**WORK TO BE COMPLETED**
Pictures in the data below are not part of the copy; transcribe everything else exactly.
------ DATA PROVIDED
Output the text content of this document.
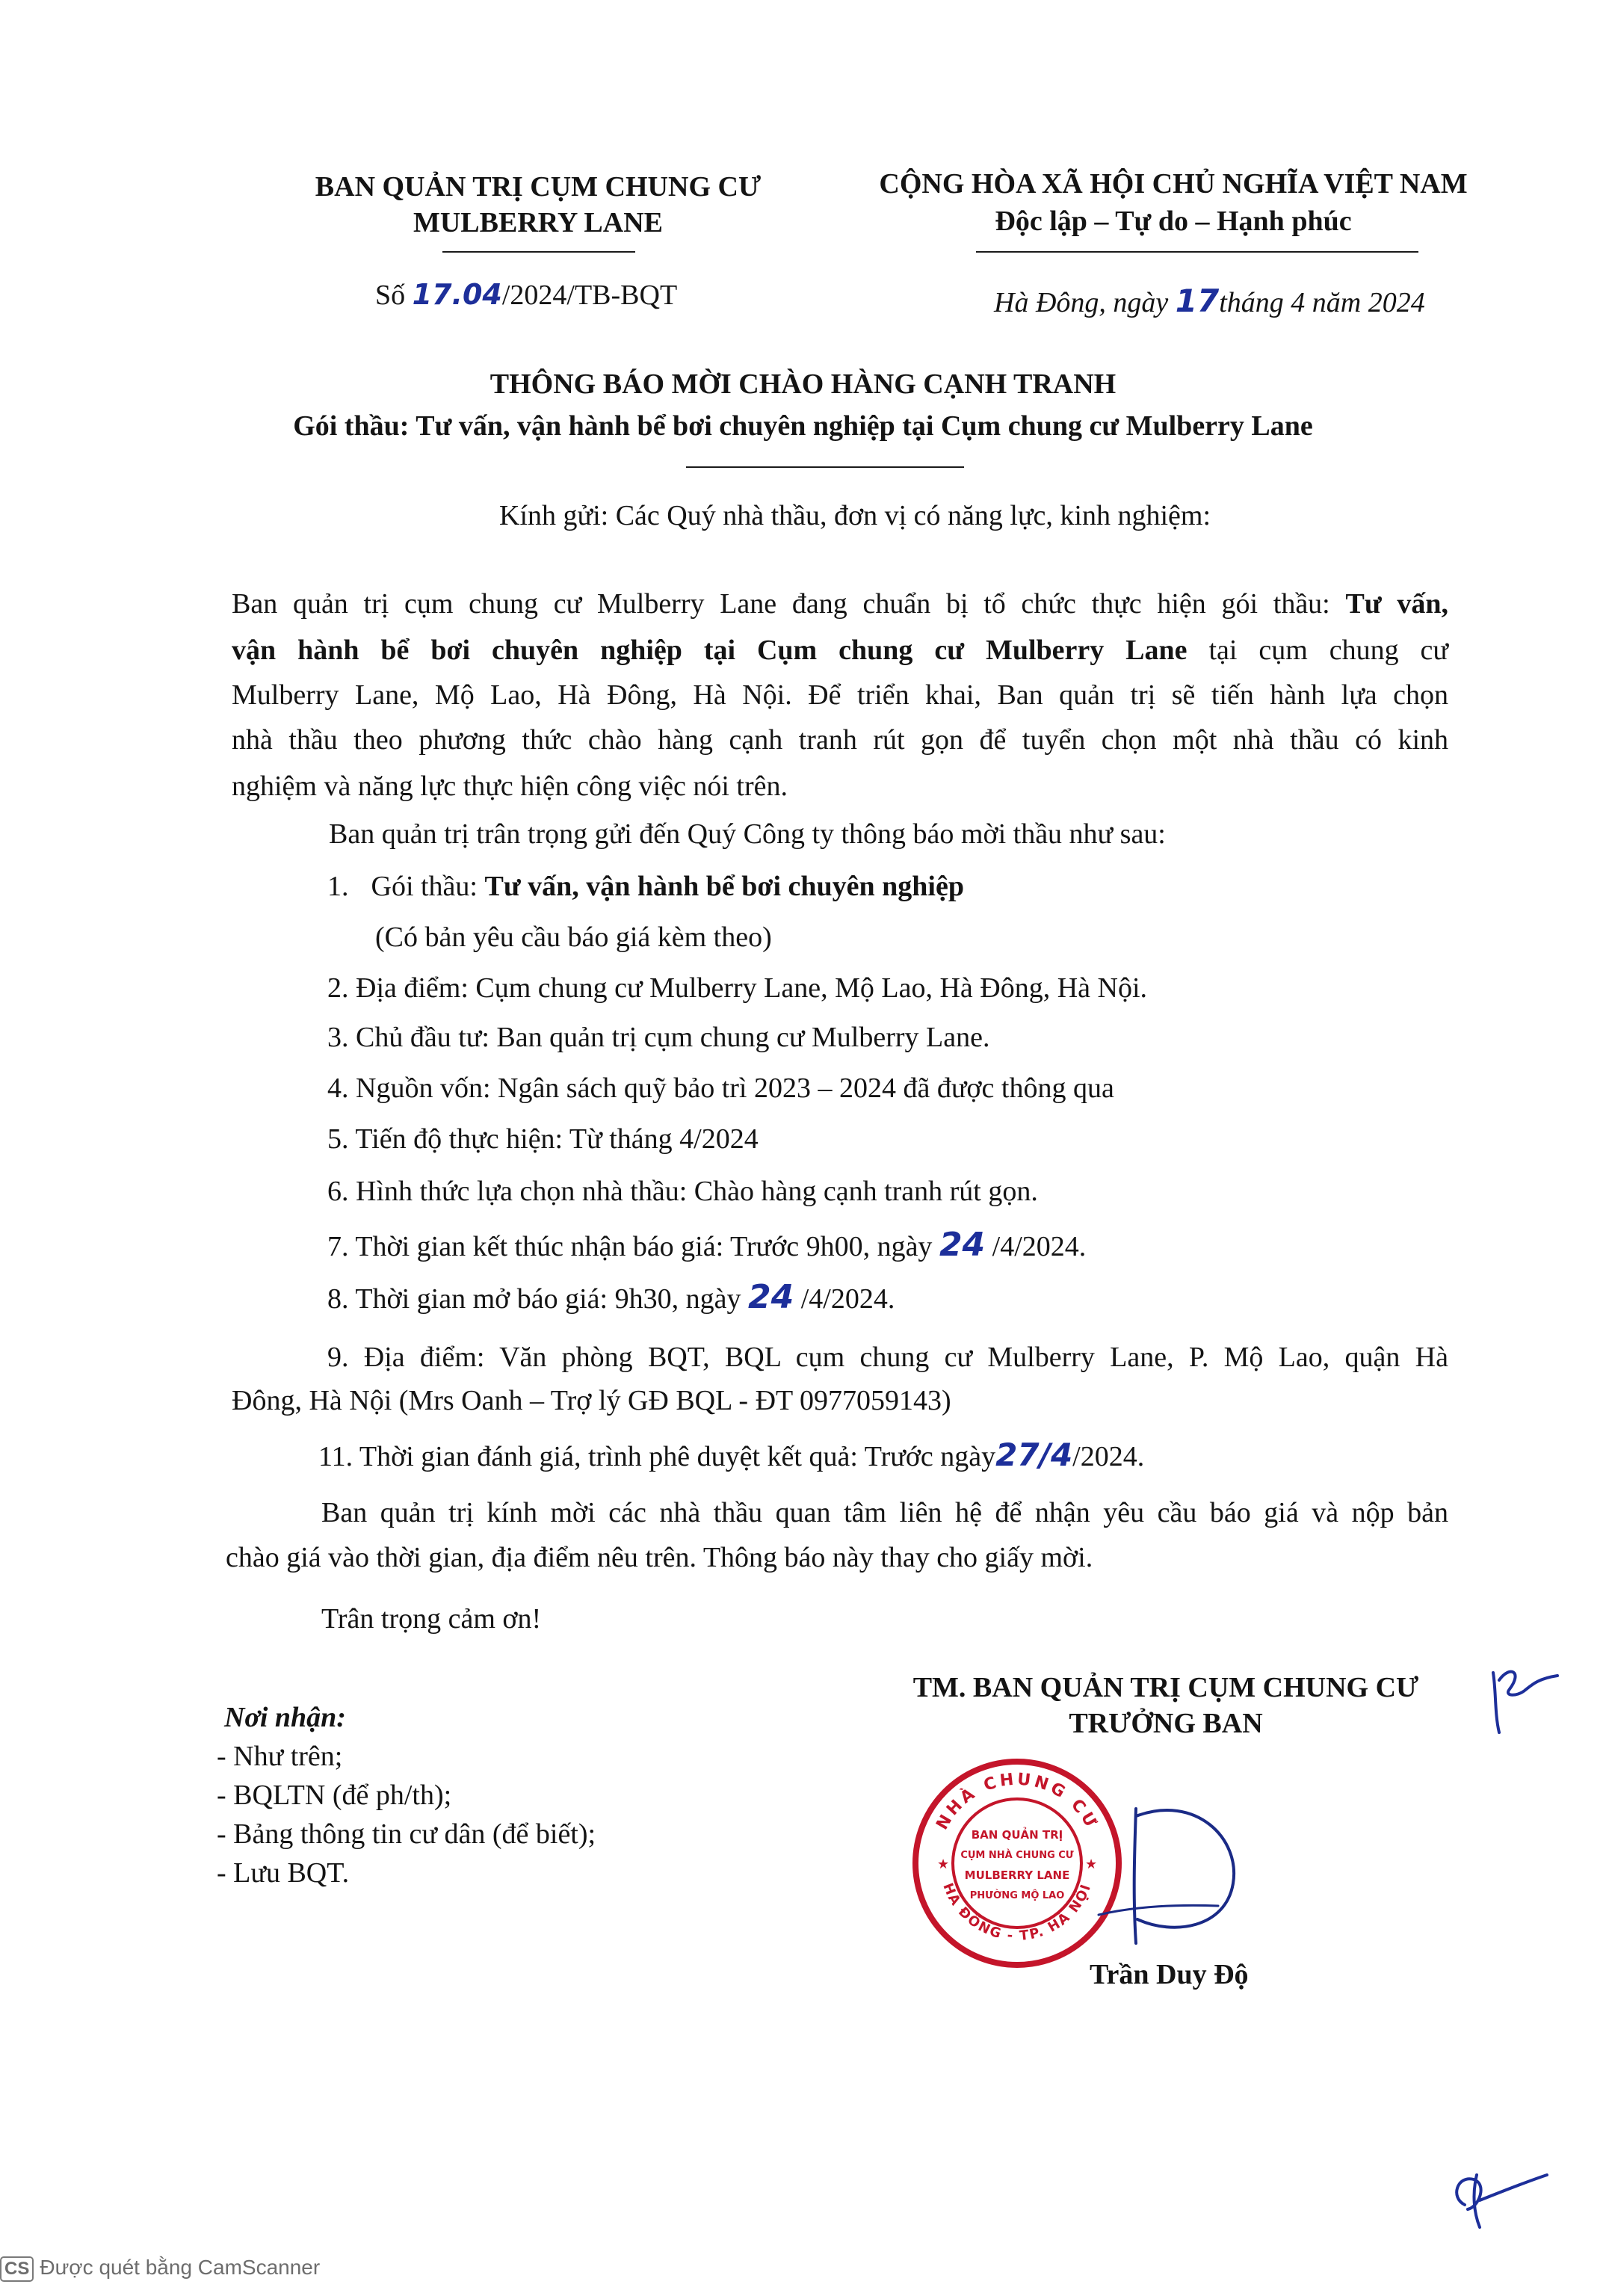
BAN QUẢN TRỊ CỤM CHUNG CƯ
MULBERRY LANE
CỘNG HÒA XÃ HỘI CHỦ NGHĨA VIỆT NAM
Độc lập – Tự do – Hạnh phúc
Số 17.04/2024/TB-BQT	Hà Đông, ngày 17tháng 4 năm 2024
THÔNG BÁO MỜI CHÀO HÀNG CẠNH TRANH
Gói thầu: Tư vấn, vận hành bể bơi chuyên nghiệp tại Cụm chung cư Mulberry Lane
Kính gửi: Các Quý nhà thầu, đơn vị có năng lực, kinh nghiệm:
Ban quản trị cụm chung cư Mulberry Lane đang chuẩn bị tổ chức thực hiện gói thầu: Tư vấn,
vận hành bể bơi chuyên nghiệp tại Cụm chung cư Mulberry Lane tại cụm chung cư
Mulberry Lane, Mộ Lao, Hà Đông, Hà Nội. Để triển khai, Ban quản trị sẽ tiến hành lựa chọn
nhà thầu theo phương thức chào hàng cạnh tranh rút gọn để tuyển chọn một nhà thầu có kinh
nghiệm và năng lực thực hiện công việc nói trên.
Ban quản trị trân trọng gửi đến Quý Công ty thông báo mời thầu như sau:
1. Gói thầu: Tư vấn, vận hành bể bơi chuyên nghiệp
(Có bản yêu cầu báo giá kèm theo)
2. Địa điểm: Cụm chung cư Mulberry Lane, Mộ Lao, Hà Đông, Hà Nội.
3. Chủ đầu tư: Ban quản trị cụm chung cư Mulberry Lane.
4. Nguồn vốn: Ngân sách quỹ bảo trì 2023 – 2024 đã được thông qua
5. Tiến độ thực hiện: Từ tháng 4/2024
6. Hình thức lựa chọn nhà thầu: Chào hàng cạnh tranh rút gọn.
7. Thời gian kết thúc nhận báo giá: Trước 9h00, ngày 24 /4/2024.
8. Thời gian mở báo giá: 9h30, ngày 24 /4/2024.
9. Địa điểm: Văn phòng BQT, BQL cụm chung cư Mulberry Lane, P. Mộ Lao, quận Hà
Đông, Hà Nội (Mrs Oanh – Trợ lý GĐ BQL - ĐT 0977059143)
11. Thời gian đánh giá, trình phê duyệt kết quả: Trước ngày27/4/2024.
Ban quản trị kính mời các nhà thầu quan tâm liên hệ để nhận yêu cầu báo giá và nộp bản
chào giá vào thời gian, địa điểm nêu trên. Thông báo này thay cho giấy mời.
Trân trọng cảm ơn!
Nơi nhận:
- Như trên;
- BQLTN (để ph/th);
- Bảng thông tin cư dân (để biết);
- Lưu BQT.
TM. BAN QUẢN TRỊ CỤM CHUNG CƯ
TRƯỞNG BAN
NHÀ CHUNG CƯ
HÀ ĐÔNG - TP. HÀ NỘI
BAN QUẢN TRỊ
CỤM NHÀ CHUNG CƯ
MULBERRY LANE
PHƯỜNG MỘ LAO
★	★
Trần Duy Độ
CS Được quét bằng CamScanner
------------
**ANSWER TO THE EXERCISE**
Output the text content of this document.
BAN QUẢN TRỊ CỤM CHUNG CƯ
MULBERRY LANE
CỘNG HÒA XÃ HỘI CHỦ NGHĨA VIỆT NAM
Độc lập – Tự do – Hạnh phúc
Số 17.04/2024/TB-BQT	Hà Đông, ngày 17tháng 4 năm 2024
THÔNG BÁO MỜI CHÀO HÀNG CẠNH TRANH
Gói thầu: Tư vấn, vận hành bể bơi chuyên nghiệp tại Cụm chung cư Mulberry Lane
Kính gửi: Các Quý nhà thầu, đơn vị có năng lực, kinh nghiệm:
Ban quản trị cụm chung cư Mulberry Lane đang chuẩn bị tổ chức thực hiện gói thầu: Tư vấn,
vận hành bể bơi chuyên nghiệp tại Cụm chung cư Mulberry Lane tại cụm chung cư
Mulberry Lane, Mộ Lao, Hà Đông, Hà Nội. Để triển khai, Ban quản trị sẽ tiến hành lựa chọn
nhà thầu theo phương thức chào hàng cạnh tranh rút gọn để tuyển chọn một nhà thầu có kinh
nghiệm và năng lực thực hiện công việc nói trên.
Ban quản trị trân trọng gửi đến Quý Công ty thông báo mời thầu như sau:
1. Gói thầu: Tư vấn, vận hành bể bơi chuyên nghiệp
(Có bản yêu cầu báo giá kèm theo)
2. Địa điểm: Cụm chung cư Mulberry Lane, Mộ Lao, Hà Đông, Hà Nội.
3. Chủ đầu tư: Ban quản trị cụm chung cư Mulberry Lane.
4. Nguồn vốn: Ngân sách quỹ bảo trì 2023 – 2024 đã được thông qua
5. Tiến độ thực hiện: Từ tháng 4/2024
6. Hình thức lựa chọn nhà thầu: Chào hàng cạnh tranh rút gọn.
7. Thời gian kết thúc nhận báo giá: Trước 9h00, ngày 24 /4/2024.
8. Thời gian mở báo giá: 9h30, ngày 24 /4/2024.
9. Địa điểm: Văn phòng BQT, BQL cụm chung cư Mulberry Lane, P. Mộ Lao, quận Hà
Đông, Hà Nội (Mrs Oanh – Trợ lý GĐ BQL - ĐT 0977059143)
11. Thời gian đánh giá, trình phê duyệt kết quả: Trước ngày27/4/2024.
Ban quản trị kính mời các nhà thầu quan tâm liên hệ để nhận yêu cầu báo giá và nộp bản
chào giá vào thời gian, địa điểm nêu trên. Thông báo này thay cho giấy mời.
Trân trọng cảm ơn!
Nơi nhận:
- Như trên;
- BQLTN (để ph/th);
- Bảng thông tin cư dân (để biết);
- Lưu BQT.
TM. BAN QUẢN TRỊ CỤM CHUNG CƯ
TRƯỞNG BAN
NHÀ CHUNG CƯ
HÀ ĐÔNG - TP. HÀ NỘI
BAN QUẢN TRỊ
CỤM NHÀ CHUNG CƯ
MULBERRY LANE
PHƯỜNG MỘ LAO
★	★
Trần Duy Độ
CS Được quét bằng CamScanner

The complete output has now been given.